● **Supplied information**
[BEGIN]

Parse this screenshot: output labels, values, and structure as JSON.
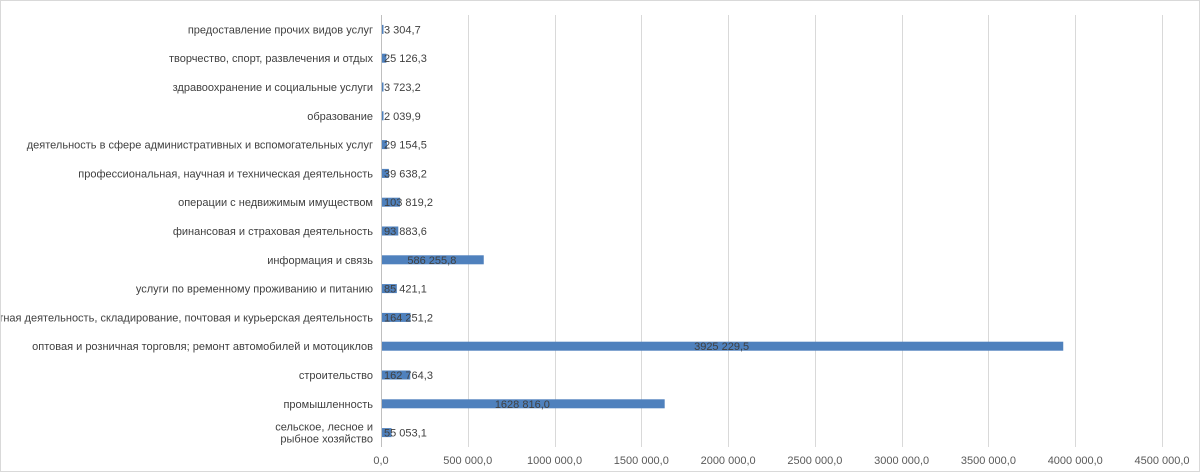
{
  "chart_data": {
    "type": "bar",
    "orientation": "horizontal",
    "title": "",
    "xlabel": "",
    "ylabel": "",
    "xlim": [
      0,
      4500000
    ],
    "tick_values": [
      0,
      500000,
      1000000,
      1500000,
      2000000,
      2500000,
      3000000,
      3500000,
      4000000,
      4500000
    ],
    "tick_labels": [
      "0,0",
      "500 000,0",
      "1000 000,0",
      "1500 000,0",
      "2000 000,0",
      "2500 000,0",
      "3000 000,0",
      "3500 000,0",
      "4000 000,0",
      "4500 000,0"
    ],
    "grid": true,
    "bar_color": "#4f81bd",
    "series": [
      {
        "name": "",
        "categories": [
          "сельское, лесное и рыбное хозяйство",
          "промышленность",
          "строительство",
          "оптовая и розничная торговля; ремонт автомобилей и мотоциклов",
          "транспортная деятельность, складирование, почтовая и курьерская деятельность",
          "услуги по временному проживанию и питанию",
          "информация и связь",
          "финансовая и страховая деятельность",
          "операции с недвижимым имуществом",
          "профессиональная, научная и техническая деятельность",
          "деятельность в сфере административных и вспомогательных услуг",
          "образование",
          "здравоохранение и социальные услуги",
          "творчество, спорт, развлечения и отдых",
          "предоставление прочих видов услуг"
        ],
        "category_lines": [
          [
            "сельское, лесное и",
            "рыбное хозяйство"
          ],
          [
            "промышленность"
          ],
          [
            "строительство"
          ],
          [
            "оптовая и розничная торговля; ремонт автомобилей и мотоциклов"
          ],
          [
            "транспортная деятельность, складирование, почтовая и курьерская деятельность"
          ],
          [
            "услуги по временному проживанию и питанию"
          ],
          [
            "информация и связь"
          ],
          [
            "финансовая и страховая деятельность"
          ],
          [
            "операции с недвижимым имуществом"
          ],
          [
            "профессиональная, научная и техническая деятельность"
          ],
          [
            "деятельность в сфере административных и вспомогательных услуг"
          ],
          [
            "образование"
          ],
          [
            "здравоохранение и социальные услуги"
          ],
          [
            "творчество, спорт, развлечения и отдых"
          ],
          [
            "предоставление прочих видов услуг"
          ]
        ],
        "values": [
          55053.1,
          1628816.0,
          162764.3,
          3925229.5,
          164251.2,
          85421.1,
          586255.8,
          93883.6,
          103819.2,
          39638.2,
          29154.5,
          2039.9,
          3723.2,
          25126.3,
          3304.7
        ],
        "value_labels": [
          "55 053,1",
          "1628 816,0",
          "162 764,3",
          "3925 229,5",
          "164 251,2",
          "85 421,1",
          "586 255,8",
          "93 883,6",
          "103 819,2",
          "39 638,2",
          "29 154,5",
          "2 039,9",
          "3 723,2",
          "25 126,3",
          "3 304,7"
        ],
        "label_position": [
          "outside",
          "inside",
          "outside",
          "inside",
          "outside",
          "outside",
          "inside",
          "outside",
          "outside",
          "outside",
          "outside",
          "outside",
          "outside",
          "outside",
          "outside"
        ]
      }
    ]
  }
}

[END]

Reproduce the material above in full and without alteration, but skip all pictures.

Parse this screenshot: output labels, values, and structure as JSON.
{
  "chart_data": {
    "type": "bar",
    "orientation": "horizontal",
    "title": "",
    "xlabel": "",
    "ylabel": "",
    "xlim": [
      0,
      4500000
    ],
    "tick_values": [
      0,
      500000,
      1000000,
      1500000,
      2000000,
      2500000,
      3000000,
      3500000,
      4000000,
      4500000
    ],
    "tick_labels": [
      "0,0",
      "500 000,0",
      "1000 000,0",
      "1500 000,0",
      "2000 000,0",
      "2500 000,0",
      "3000 000,0",
      "3500 000,0",
      "4000 000,0",
      "4500 000,0"
    ],
    "grid": true,
    "bar_color": "#4f81bd",
    "series": [
      {
        "name": "",
        "categories": [
          "сельское, лесное и рыбное хозяйство",
          "промышленность",
          "строительство",
          "оптовая и розничная торговля; ремонт автомобилей и мотоциклов",
          "транспортная деятельность, складирование, почтовая и курьерская деятельность",
          "услуги по временному проживанию и питанию",
          "информация и связь",
          "финансовая и страховая деятельность",
          "операции с недвижимым имуществом",
          "профессиональная, научная и техническая деятельность",
          "деятельность в сфере административных и вспомогательных услуг",
          "образование",
          "здравоохранение и социальные услуги",
          "творчество, спорт, развлечения и отдых",
          "предоставление прочих видов услуг"
        ],
        "category_lines": [
          [
            "сельское, лесное и",
            "рыбное хозяйство"
          ],
          [
            "промышленность"
          ],
          [
            "строительство"
          ],
          [
            "оптовая и розничная торговля; ремонт автомобилей и мотоциклов"
          ],
          [
            "транспортная деятельность, складирование, почтовая и курьерская деятельность"
          ],
          [
            "услуги по временному проживанию и питанию"
          ],
          [
            "информация и связь"
          ],
          [
            "финансовая и страховая деятельность"
          ],
          [
            "операции с недвижимым имуществом"
          ],
          [
            "профессиональная, научная и техническая деятельность"
          ],
          [
            "деятельность в сфере административных и вспомогательных услуг"
          ],
          [
            "образование"
          ],
          [
            "здравоохранение и социальные услуги"
          ],
          [
            "творчество, спорт, развлечения и отдых"
          ],
          [
            "предоставление прочих видов услуг"
          ]
        ],
        "values": [
          55053.1,
          1628816.0,
          162764.3,
          3925229.5,
          164251.2,
          85421.1,
          586255.8,
          93883.6,
          103819.2,
          39638.2,
          29154.5,
          2039.9,
          3723.2,
          25126.3,
          3304.7
        ],
        "value_labels": [
          "55 053,1",
          "1628 816,0",
          "162 764,3",
          "3925 229,5",
          "164 251,2",
          "85 421,1",
          "586 255,8",
          "93 883,6",
          "103 819,2",
          "39 638,2",
          "29 154,5",
          "2 039,9",
          "3 723,2",
          "25 126,3",
          "3 304,7"
        ],
        "label_position": [
          "outside",
          "inside",
          "outside",
          "inside",
          "outside",
          "outside",
          "inside",
          "outside",
          "outside",
          "outside",
          "outside",
          "outside",
          "outside",
          "outside",
          "outside"
        ]
      }
    ]
  }
}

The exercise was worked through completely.